-- START OF Record list --

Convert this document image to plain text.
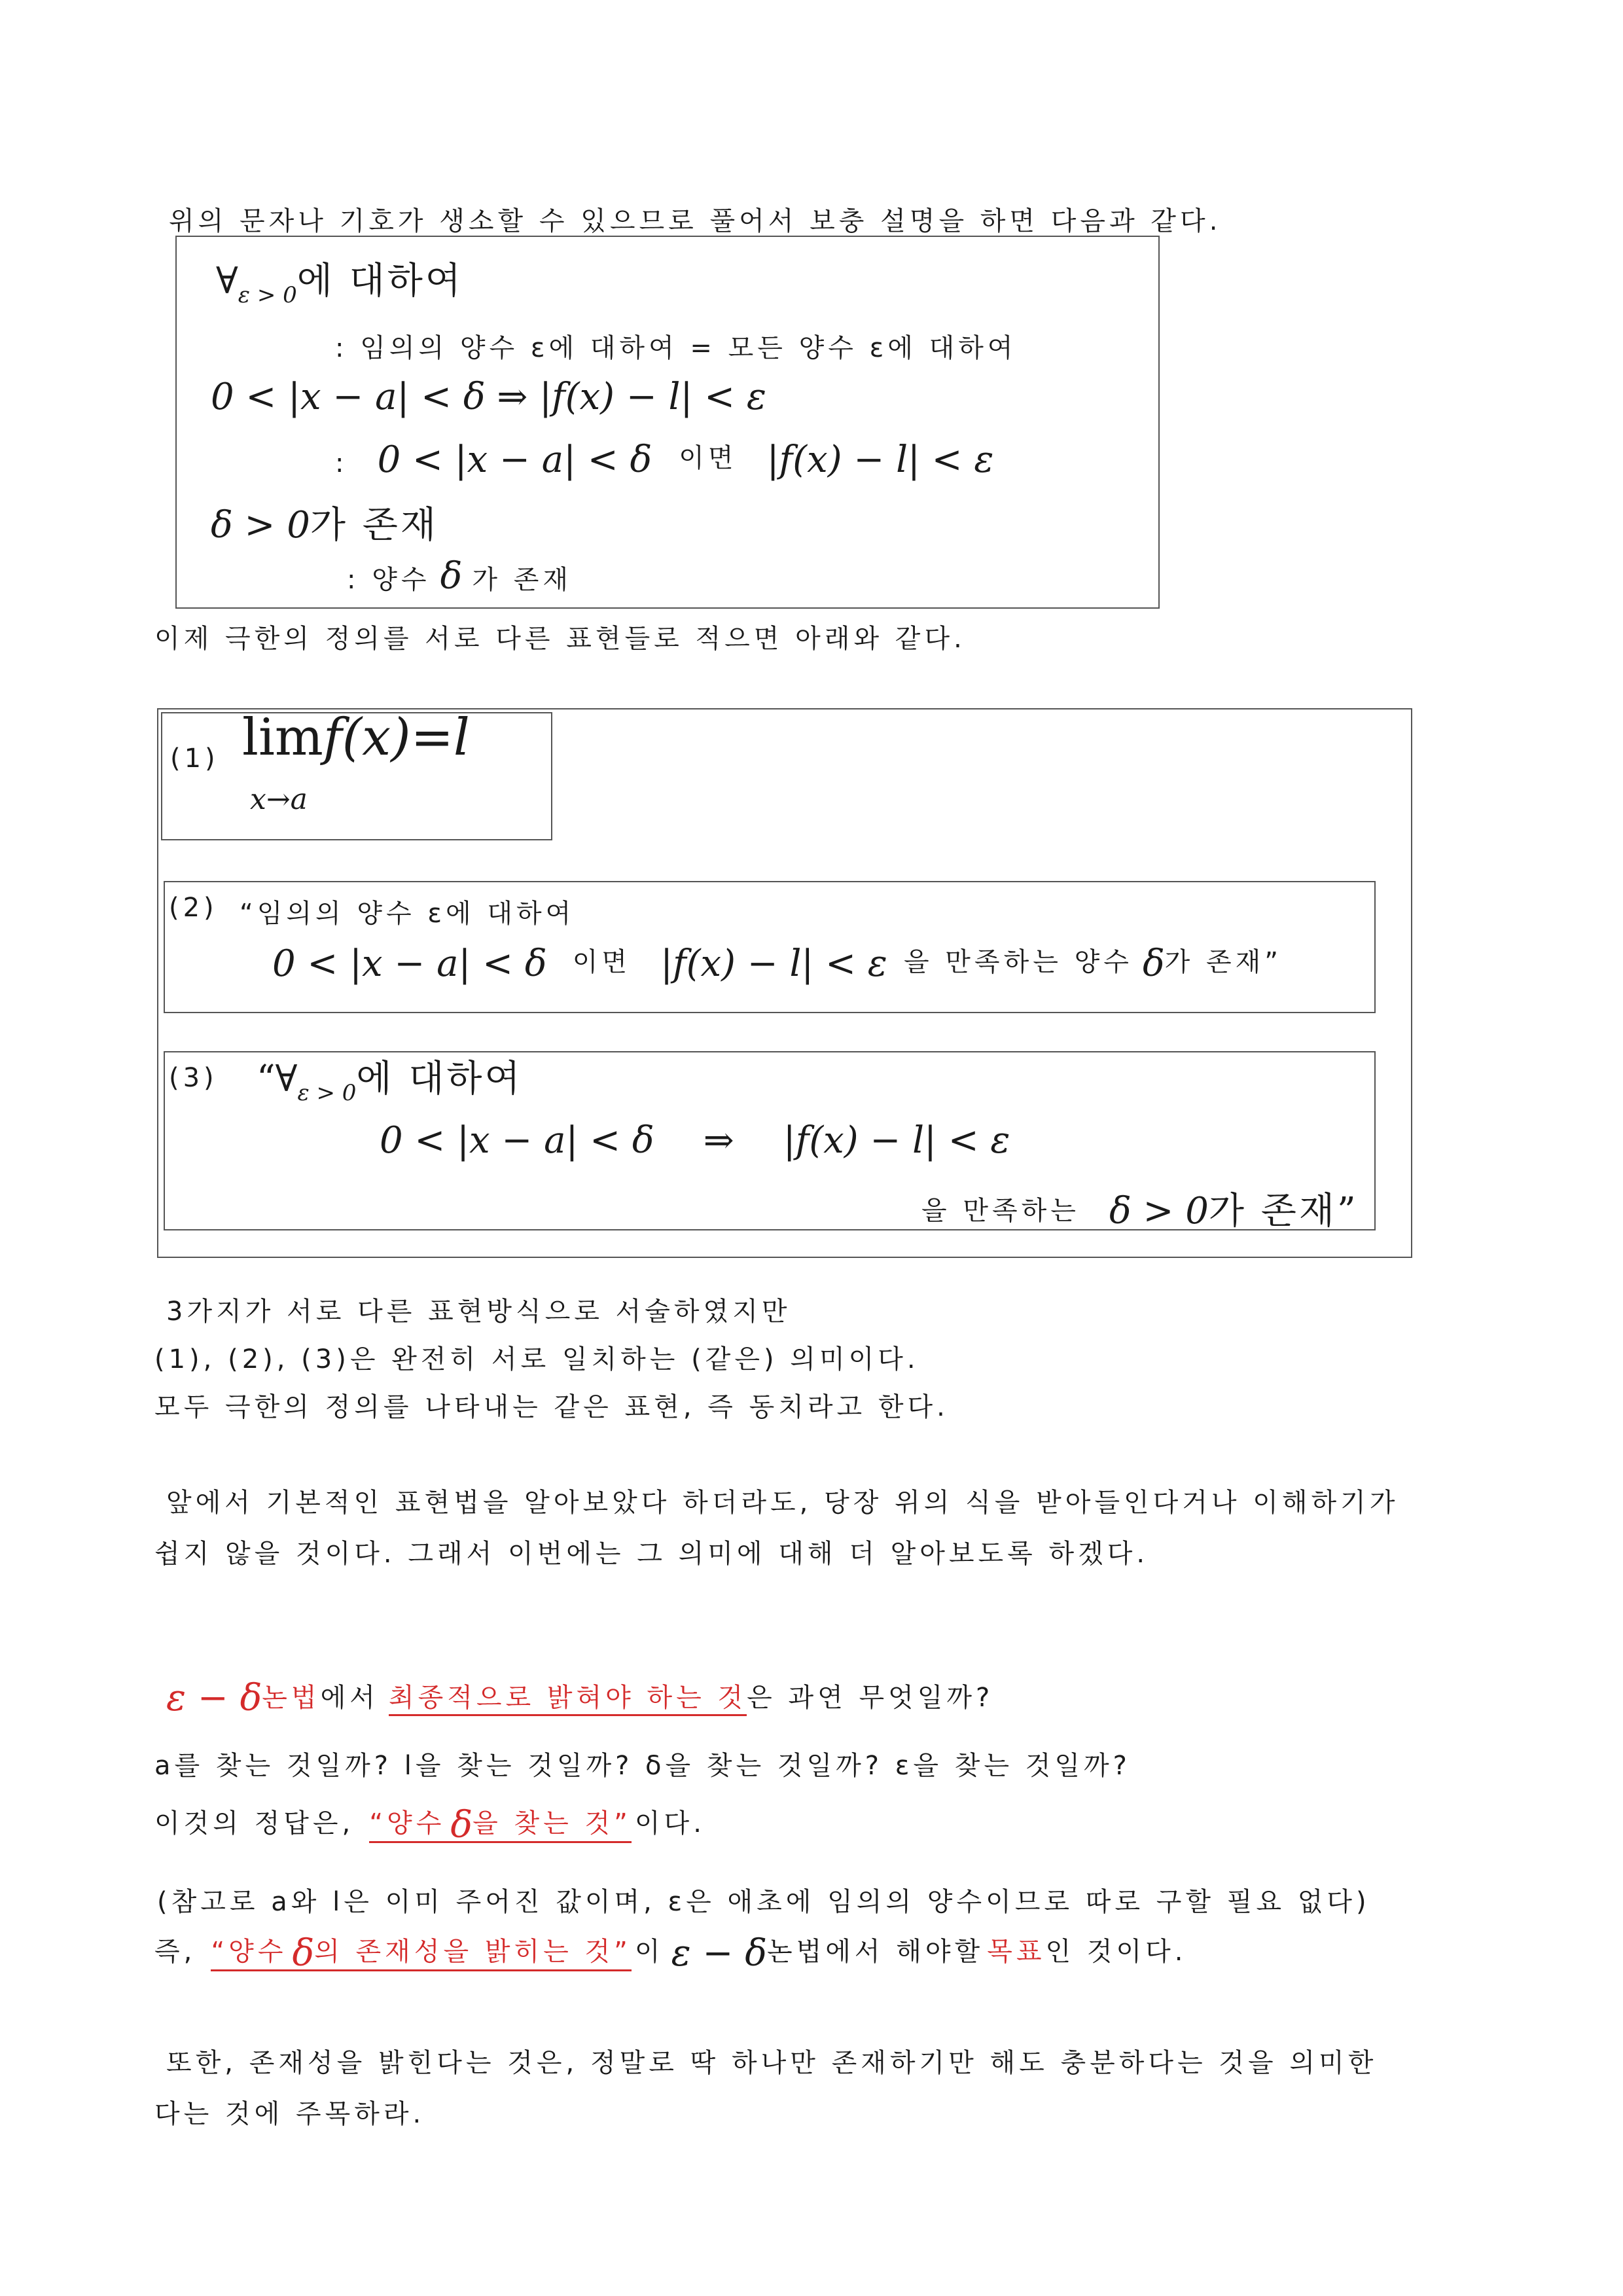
위의 문자나 기호가 생소할 수 있으므로 풀어서 보충 설명을 하면 다음과 같다.
∀ε > 0에 대하여
: 임의의 양수 ε에 대하여 = 모든 양수 ε에 대하여
0 < |x − a| < δ ⇒ |f(x) − l| < ε
: 0 < |x − a| < δ 이면 |f(x) − l| < ε
δ > 0가 존재
: 양수 δ 가 존재
이제 극한의 정의를 서로 다른 표현들로 적으면 아래와 같다.
(1) limf(x)=l
x→a
(2) “임의의 양수 ε에 대하여
0 < |x − a| < δ 이면 |f(x) − l| < ε 을 만족하는 양수 δ가 존재”
(3) “∀ε > 0에 대하여
0 < |x − a| < δ ⇒ |f(x) − l| < ε
을 만족하는 δ > 0가 존재”
3가지가 서로 다른 표현방식으로 서술하였지만
(1), (2), (3)은 완전히 서로 일치하는 (같은) 의미이다.
모두 극한의 정의를 나타내는 같은 표현, 즉 동치라고 한다.
앞에서 기본적인 표현법을 알아보았다 하더라도, 당장 위의 식을 받아들인다거나 이해하기가
쉽지 않을 것이다. 그래서 이번에는 그 의미에 대해 더 알아보도록 하겠다.
ε − δ논법에서 최종적으로 밝혀야 하는 것은 과연 무엇일까?
a를 찾는 것일까? l을 찾는 것일까? δ을 찾는 것일까? ε을 찾는 것일까?
이것의 정답은, “양수 δ을 찾는 것” 이다.
(참고로 a와 l은 이미 주어진 값이며, ε은 애초에 임의의 양수이므로 따로 구할 필요 없다)
즉, “양수 δ의 존재성을 밝히는 것” 이 ε − δ논법에서 해야할 목표인 것이다.
또한, 존재성을 밝힌다는 것은, 정말로 딱 하나만 존재하기만 해도 충분하다는 것을 의미한
다는 것에 주목하라.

-- END OF Record list --

■ What is asked
Copy out each record shown above without alteration, skipping any picture.

■ Solution to the problem
Convert this document image to plain text.
위의 문자나 기호가 생소할 수 있으므로 풀어서 보충 설명을 하면 다음과 같다.
∀ε > 0에 대하여
: 임의의 양수 ε에 대하여 = 모든 양수 ε에 대하여
0 < |x − a| < δ ⇒ |f(x) − l| < ε
: 0 < |x − a| < δ 이면 |f(x) − l| < ε
δ > 0가 존재
: 양수 δ 가 존재
이제 극한의 정의를 서로 다른 표현들로 적으면 아래와 같다.
(1) limf(x)=l
x→a
(2) “임의의 양수 ε에 대하여
0 < |x − a| < δ 이면 |f(x) − l| < ε 을 만족하는 양수 δ가 존재”
(3) “∀ε > 0에 대하여
0 < |x − a| < δ ⇒ |f(x) − l| < ε
을 만족하는 δ > 0가 존재”
3가지가 서로 다른 표현방식으로 서술하였지만
(1), (2), (3)은 완전히 서로 일치하는 (같은) 의미이다.
모두 극한의 정의를 나타내는 같은 표현, 즉 동치라고 한다.
앞에서 기본적인 표현법을 알아보았다 하더라도, 당장 위의 식을 받아들인다거나 이해하기가
쉽지 않을 것이다. 그래서 이번에는 그 의미에 대해 더 알아보도록 하겠다.
ε − δ논법에서 최종적으로 밝혀야 하는 것은 과연 무엇일까?
a를 찾는 것일까? l을 찾는 것일까? δ을 찾는 것일까? ε을 찾는 것일까?
이것의 정답은, “양수 δ을 찾는 것” 이다.
(참고로 a와 l은 이미 주어진 값이며, ε은 애초에 임의의 양수이므로 따로 구할 필요 없다)
즉, “양수 δ의 존재성을 밝히는 것” 이 ε − δ논법에서 해야할 목표인 것이다.
또한, 존재성을 밝힌다는 것은, 정말로 딱 하나만 존재하기만 해도 충분하다는 것을 의미한
다는 것에 주목하라.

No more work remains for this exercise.